Entries from a visual dataset:

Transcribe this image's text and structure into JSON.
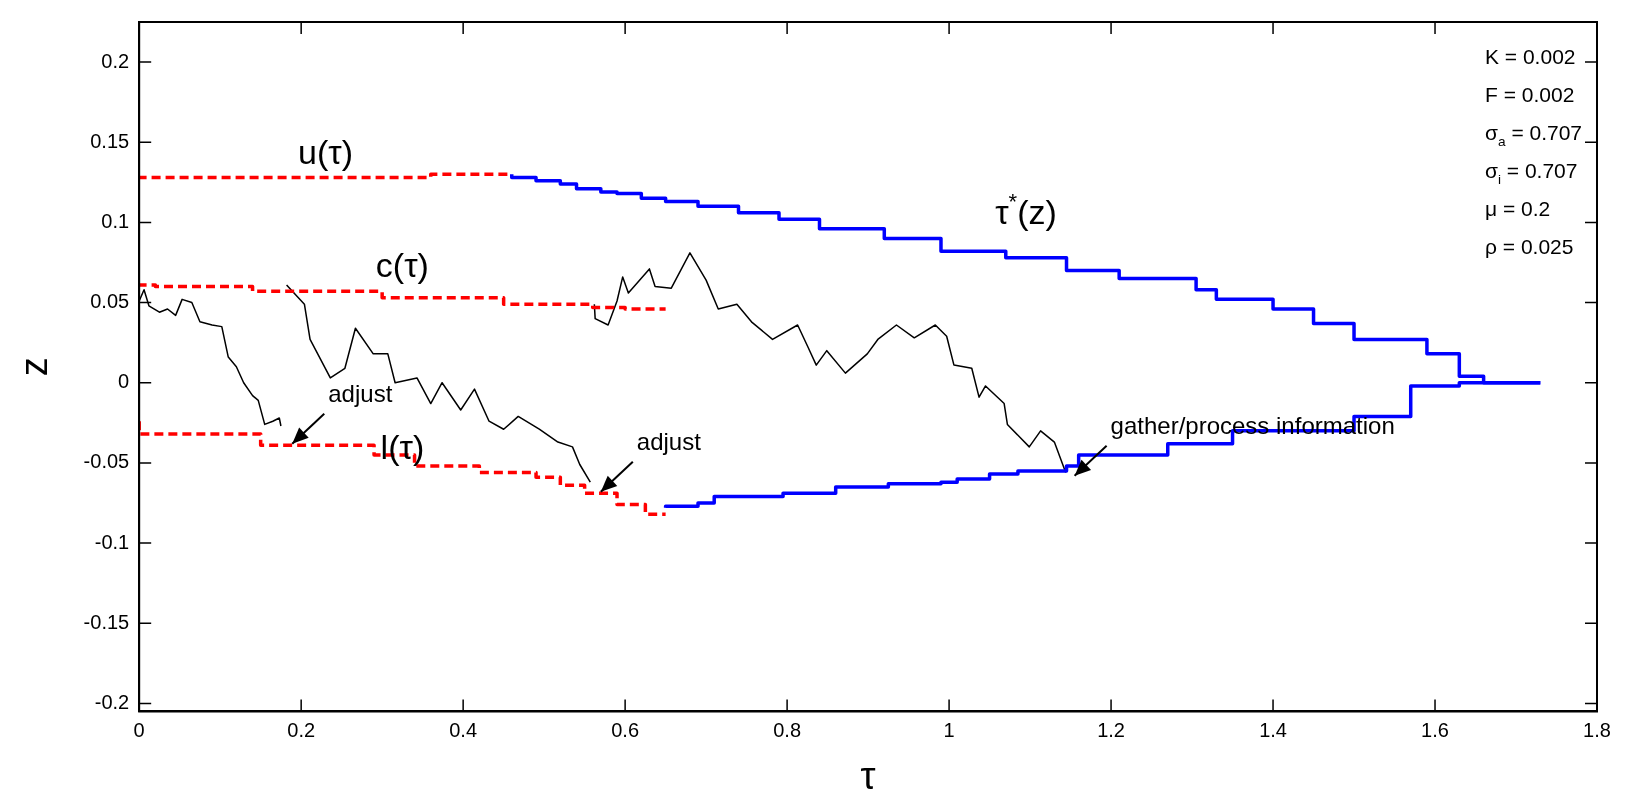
{
  "chart_data": {
    "type": "line",
    "xlabel": "τ",
    "ylabel": "z",
    "xlim": [
      0,
      1.8
    ],
    "xticks": [
      0,
      0.2,
      0.4,
      0.6,
      0.8,
      1,
      1.2,
      1.4,
      1.6,
      1.8
    ],
    "ylim": [
      -0.205,
      0.225
    ],
    "yticks": [
      -0.2,
      -0.15,
      -0.1,
      -0.05,
      0,
      0.05,
      0.1,
      0.15,
      0.2
    ],
    "grid": false,
    "legend": false,
    "marker": "none",
    "series": [
      {
        "name": "u(τ)",
        "type": "step",
        "line_style": "dashed",
        "color": "#ff0000",
        "x": [
          0,
          0.36,
          0.43,
          0.46
        ],
        "values": [
          0.127,
          0.128,
          0.13,
          0.13
        ]
      },
      {
        "name": "c(τ)",
        "type": "step",
        "line_style": "dashed",
        "color": "#ff0000",
        "x": [
          0,
          0.02,
          0.14,
          0.3,
          0.45,
          0.56,
          0.6,
          0.65
        ],
        "values": [
          0.062,
          0.061,
          0.06,
          0.057,
          0.053,
          0.049,
          0.047,
          0.046
        ]
      },
      {
        "name": "l(τ)",
        "type": "step",
        "line_style": "dashed",
        "color": "#ff0000",
        "x": [
          0,
          0.15,
          0.29,
          0.34,
          0.42,
          0.49,
          0.52,
          0.55,
          0.59,
          0.625,
          0.65
        ],
        "values": [
          -0.024,
          -0.032,
          -0.039,
          -0.045,
          -0.052,
          -0.056,
          -0.059,
          -0.064,
          -0.069,
          -0.076,
          -0.082
        ]
      },
      {
        "name": "τ$^{*}$(z)",
        "type": "step",
        "line_style": "solid",
        "color": "#0000ff",
        "x": [
          0.46,
          0.49,
          0.52,
          0.54,
          0.57,
          0.59,
          0.62,
          0.65,
          0.69,
          0.74,
          0.79,
          0.84,
          0.92,
          0.99,
          1.07,
          1.145,
          1.21,
          1.305,
          1.33,
          1.4,
          1.45,
          1.5,
          1.59,
          1.63,
          1.66,
          1.685,
          1.73
        ],
        "values": [
          0.13,
          0.128,
          0.126,
          0.124,
          0.121,
          0.119,
          0.118,
          0.115,
          0.113,
          0.11,
          0.106,
          0.102,
          0.096,
          0.09,
          0.082,
          0.078,
          0.07,
          0.065,
          0.058,
          0.052,
          0.046,
          0.037,
          0.027,
          0.018,
          0.004,
          0,
          0
        ]
      },
      {
        "type": "step",
        "line_style": "solid",
        "color": "#0000ff",
        "x": [
          0.65,
          0.69,
          0.71,
          0.795,
          0.86,
          0.925,
          0.99,
          1.01,
          1.05,
          1.085,
          1.145,
          1.16,
          1.27,
          1.35,
          1.5,
          1.57,
          1.63,
          1.68,
          1.73
        ],
        "values": [
          -0.078,
          -0.077,
          -0.075,
          -0.071,
          -0.069,
          -0.065,
          -0.063,
          -0.062,
          -0.06,
          -0.057,
          -0.055,
          -0.052,
          -0.045,
          -0.038,
          -0.03,
          -0.021,
          -0.002,
          0,
          0
        ]
      },
      {
        "type": "line",
        "line_style": "solid",
        "color": "#000000",
        "x": [
          0,
          0.006,
          0.012,
          0.025,
          0.035,
          0.045,
          0.053,
          0.065,
          0.075,
          0.09,
          0.102,
          0.11,
          0.12,
          0.129,
          0.14,
          0.147,
          0.155,
          0.165,
          0.173,
          0.175,
          0.178,
          0.182,
          0.204,
          0.211,
          0.236,
          0.254,
          0.267,
          0.289,
          0.307,
          0.316,
          0.343,
          0.36,
          0.374,
          0.397,
          0.414,
          0.432,
          0.45,
          0.468,
          0.494,
          0.517,
          0.535,
          0.544,
          0.557,
          0.56,
          0.562,
          0.563,
          0.579,
          0.59,
          0.597,
          0.604,
          0.63,
          0.637,
          0.657,
          0.68,
          0.7,
          0.715,
          0.738,
          0.756,
          0.782,
          0.813,
          0.826,
          0.836,
          0.849,
          0.872,
          0.899,
          0.912,
          0.935,
          0.957,
          0.983,
          0.997,
          1.006,
          1.028,
          1.037,
          1.045,
          1.068,
          1.072,
          1.099,
          1.113,
          1.13,
          1.144
        ],
        "values": [
          0.051,
          0.058,
          0.048,
          0.044,
          0.046,
          0.042,
          0.052,
          0.05,
          0.038,
          0.036,
          0.035,
          0.016,
          0.01,
          0,
          -0.008,
          -0.011,
          -0.026,
          -0.024,
          -0.022,
          -0.027,
          null,
          0.061,
          0.049,
          0.027,
          0.003,
          0.009,
          0.034,
          0.018,
          0.018,
          0,
          0.003,
          -0.013,
          0,
          -0.017,
          -0.004,
          -0.024,
          -0.029,
          -0.021,
          -0.029,
          -0.037,
          -0.04,
          -0.051,
          -0.062,
          null,
          0.049,
          0.04,
          0.036,
          0.051,
          0.066,
          0.056,
          0.071,
          0.06,
          0.059,
          0.081,
          0.064,
          0.046,
          0.049,
          0.038,
          0.027,
          0.036,
          0.022,
          0.011,
          0.02,
          0.006,
          0.018,
          0.027,
          0.036,
          0.028,
          0.036,
          0.029,
          0.011,
          0.009,
          -0.009,
          -0.002,
          -0.013,
          -0.026,
          -0.04,
          -0.03,
          -0.037,
          -0.056
        ]
      }
    ],
    "annotations": [
      {
        "text": "adjust",
        "x": 0.189,
        "y": -0.038
      },
      {
        "text": "adjust",
        "x": 0.57,
        "y": -0.068
      },
      {
        "text": "gather/process information",
        "x": 1.155,
        "y": -0.058
      },
      "K = 0.002",
      "F = 0.002",
      "σ$_{a}$ = 0.707",
      "σ$_{i}$ = 0.707",
      "μ = 0.2",
      "ρ = 0.025"
    ]
  }
}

● **WHAT YOU SHOULD DO**
For each line above that contains the word "text", copy that line.

● **FULL SOLUTION**
Transcribe this image's text and structure into JSON.
        "text": "adjust",
        "text": "adjust",
        "text": "gather/process information",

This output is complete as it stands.